* [Aim of the task]: Among the lines listed below, count those that include the string "riket", and state only the count.

* [Supplied material]:
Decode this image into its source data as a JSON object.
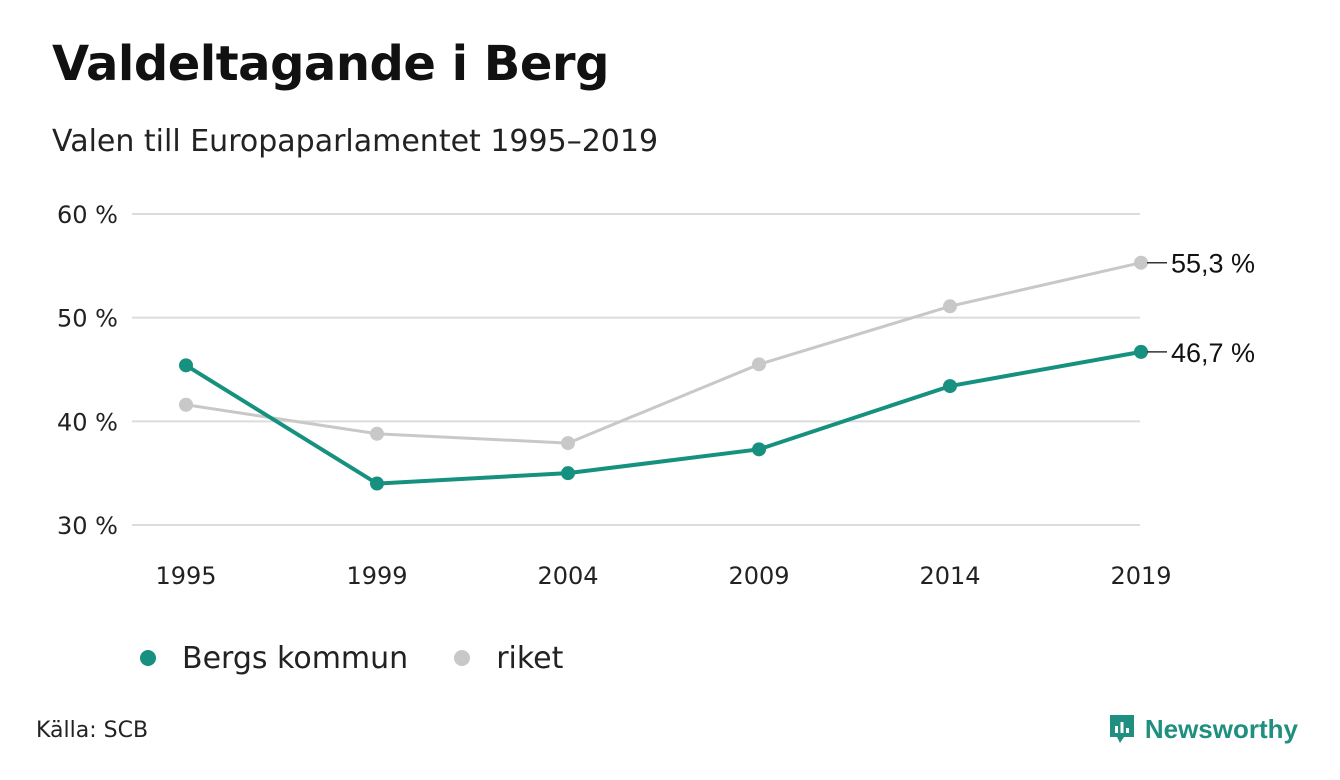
{
  "title": "Valdeltagande i Berg",
  "subtitle": "Valen till Europaparlamentet 1995–2019",
  "source": "Källa: SCB",
  "brand": "Newsworthy",
  "brand_icon": "newsworthy-logo-icon",
  "colors": {
    "bergs": "#17917f",
    "riket": "#c8c8c8",
    "grid": "#dcdcdc"
  },
  "legend": [
    {
      "label": "Bergs kommun",
      "color": "#17917f"
    },
    {
      "label": "riket",
      "color": "#c8c8c8"
    }
  ],
  "chart_data": {
    "type": "line",
    "title": "Valdeltagande i Berg",
    "subtitle": "Valen till Europaparlamentet 1995–2019",
    "categories": [
      "1995",
      "1999",
      "2004",
      "2009",
      "2014",
      "2019"
    ],
    "series": [
      {
        "name": "Bergs kommun",
        "color": "#17917f",
        "values": [
          45.4,
          34.0,
          35.0,
          37.3,
          43.4,
          46.7
        ]
      },
      {
        "name": "riket",
        "color": "#c8c8c8",
        "values": [
          41.6,
          38.8,
          37.9,
          45.5,
          51.1,
          55.3
        ]
      }
    ],
    "end_labels": [
      "46,7 %",
      "55,3 %"
    ],
    "ylim": [
      30,
      60
    ],
    "yticks": [
      30,
      40,
      50,
      60
    ],
    "ytick_labels": [
      "30 %",
      "40 %",
      "50 %",
      "60 %"
    ],
    "xlabel": "",
    "ylabel": "",
    "grid": true,
    "legend_position": "bottom-left"
  }
}
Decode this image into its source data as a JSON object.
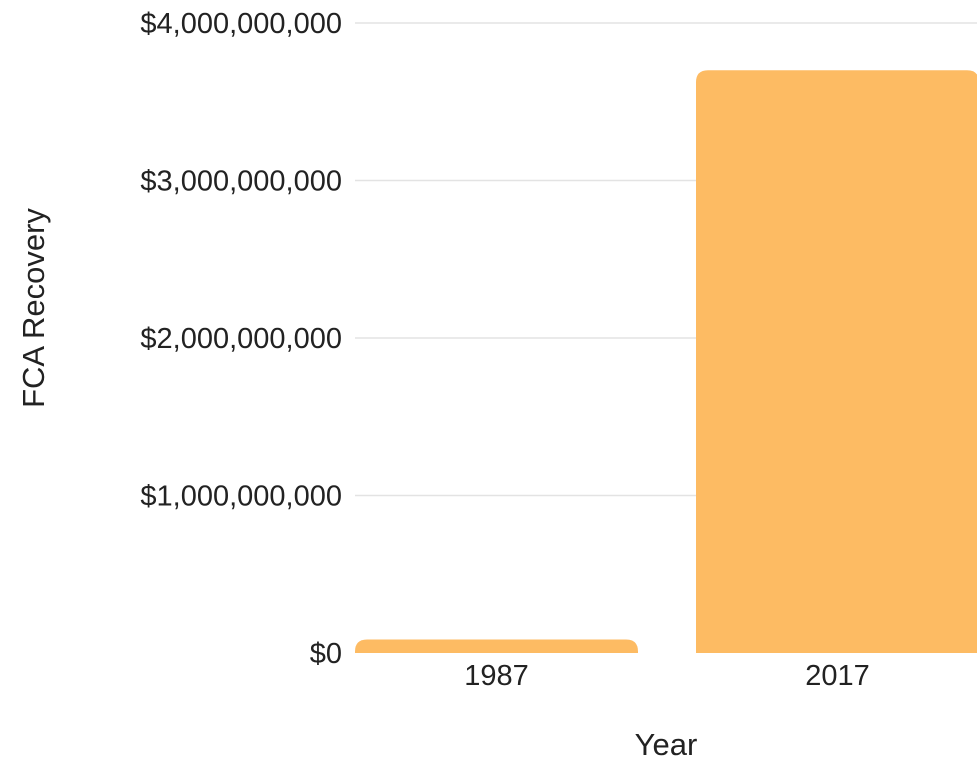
{
  "chart_data": {
    "type": "bar",
    "title": "",
    "xlabel": "Year",
    "ylabel": "FCA Recovery",
    "categories": [
      "1987",
      "2017"
    ],
    "values": [
      86000000,
      3700000000
    ],
    "ylim": [
      0,
      4000000000
    ],
    "yticks": [
      {
        "value": 0,
        "label": "$0"
      },
      {
        "value": 1000000000,
        "label": "$1,000,000,000"
      },
      {
        "value": 2000000000,
        "label": "$2,000,000,000"
      },
      {
        "value": 3000000000,
        "label": "$3,000,000,000"
      },
      {
        "value": 4000000000,
        "label": "$4,000,000,000"
      }
    ],
    "grid": true,
    "legend": "none",
    "bar_color": "#fdbb63",
    "gridline_color": "#e3e3e3",
    "text_color": "#222222"
  }
}
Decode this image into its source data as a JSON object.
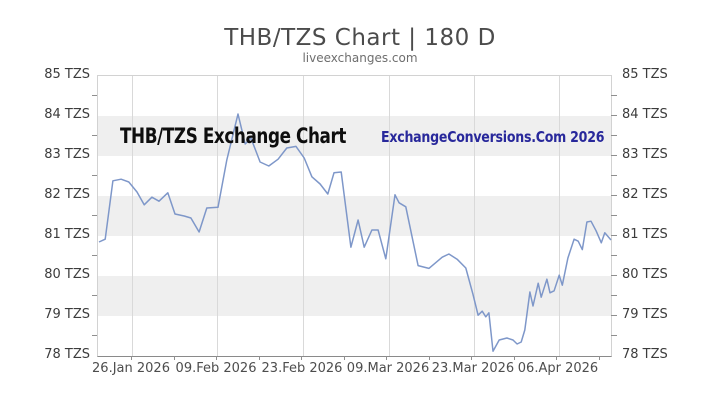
{
  "header": {
    "title": "THB/TZS Chart | 180 D",
    "subtitle": "liveexchanges.com"
  },
  "watermarks": {
    "left_text": "THB/TZS Exchange Chart",
    "left_color": "#0e0e0e",
    "right_text": "ExchangeConversions.Com 2026",
    "right_color": "#28289b"
  },
  "chart_data": {
    "type": "line",
    "title": "THB/TZS Chart | 180 D",
    "subtitle": "liveexchanges.com",
    "pair": "THB/TZS",
    "period_label": "180 D",
    "unit": "TZS",
    "ylim": [
      78,
      85
    ],
    "y_tick_labels": [
      "85 TZS",
      "84 TZS",
      "83 TZS",
      "82 TZS",
      "81 TZS",
      "80 TZS",
      "79 TZS",
      "78 TZS"
    ],
    "y_tick_values": [
      85,
      84,
      83,
      82,
      81,
      80,
      79,
      78
    ],
    "gray_band_top_values": [
      84,
      82,
      80
    ],
    "x_tick_labels": [
      "26.Jan 2026",
      "09.Feb 2026",
      "23.Feb 2026",
      "09.Mar 2026",
      "23.Mar 2026",
      "06.Apr 2026"
    ],
    "x_tick_pos_pct": [
      6.63,
      23.2,
      39.96,
      56.73,
      73.29,
      89.86
    ],
    "grid": true,
    "legend": "none",
    "line_color": "#7e97c9",
    "band_color": "#efefef",
    "series": [
      {
        "name": "THB/TZS",
        "points_pct_value": [
          [
            0.2,
            80.85
          ],
          [
            1.4,
            80.92
          ],
          [
            2.9,
            82.38
          ],
          [
            4.5,
            82.42
          ],
          [
            6.0,
            82.35
          ],
          [
            7.6,
            82.1
          ],
          [
            9.0,
            81.78
          ],
          [
            10.5,
            81.97
          ],
          [
            11.9,
            81.87
          ],
          [
            13.6,
            82.08
          ],
          [
            15.0,
            81.55
          ],
          [
            16.8,
            81.5
          ],
          [
            18.1,
            81.45
          ],
          [
            19.7,
            81.1
          ],
          [
            21.2,
            81.7
          ],
          [
            23.4,
            81.72
          ],
          [
            25.1,
            82.9
          ],
          [
            27.3,
            84.05
          ],
          [
            28.7,
            83.3
          ],
          [
            29.8,
            83.45
          ],
          [
            31.6,
            82.85
          ],
          [
            33.3,
            82.75
          ],
          [
            35.1,
            82.92
          ],
          [
            36.8,
            83.2
          ],
          [
            38.6,
            83.24
          ],
          [
            40.2,
            82.95
          ],
          [
            41.7,
            82.48
          ],
          [
            43.3,
            82.3
          ],
          [
            44.8,
            82.05
          ],
          [
            46.0,
            82.58
          ],
          [
            47.4,
            82.6
          ],
          [
            49.3,
            80.72
          ],
          [
            50.7,
            81.4
          ],
          [
            51.9,
            80.72
          ],
          [
            53.4,
            81.15
          ],
          [
            54.6,
            81.15
          ],
          [
            56.1,
            80.43
          ],
          [
            57.9,
            82.03
          ],
          [
            58.7,
            81.83
          ],
          [
            60.0,
            81.73
          ],
          [
            62.4,
            80.26
          ],
          [
            64.5,
            80.19
          ],
          [
            67.1,
            80.47
          ],
          [
            68.4,
            80.55
          ],
          [
            70.0,
            80.42
          ],
          [
            71.7,
            80.2
          ],
          [
            73.1,
            79.54
          ],
          [
            74.1,
            79.02
          ],
          [
            74.9,
            79.12
          ],
          [
            75.6,
            78.98
          ],
          [
            76.2,
            79.08
          ],
          [
            77.0,
            78.12
          ],
          [
            78.2,
            78.4
          ],
          [
            79.7,
            78.45
          ],
          [
            80.9,
            78.4
          ],
          [
            81.7,
            78.3
          ],
          [
            82.5,
            78.35
          ],
          [
            83.2,
            78.65
          ],
          [
            84.2,
            79.6
          ],
          [
            84.8,
            79.25
          ],
          [
            85.8,
            79.82
          ],
          [
            86.4,
            79.47
          ],
          [
            87.5,
            79.92
          ],
          [
            88.1,
            79.58
          ],
          [
            88.9,
            79.63
          ],
          [
            89.9,
            80.02
          ],
          [
            90.5,
            79.77
          ],
          [
            91.6,
            80.45
          ],
          [
            92.8,
            80.92
          ],
          [
            93.6,
            80.87
          ],
          [
            94.4,
            80.66
          ],
          [
            95.3,
            81.35
          ],
          [
            96.1,
            81.37
          ],
          [
            97.1,
            81.13
          ],
          [
            98.1,
            80.83
          ],
          [
            98.8,
            81.08
          ],
          [
            100.0,
            80.9
          ]
        ]
      }
    ]
  }
}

* [Response below]: 3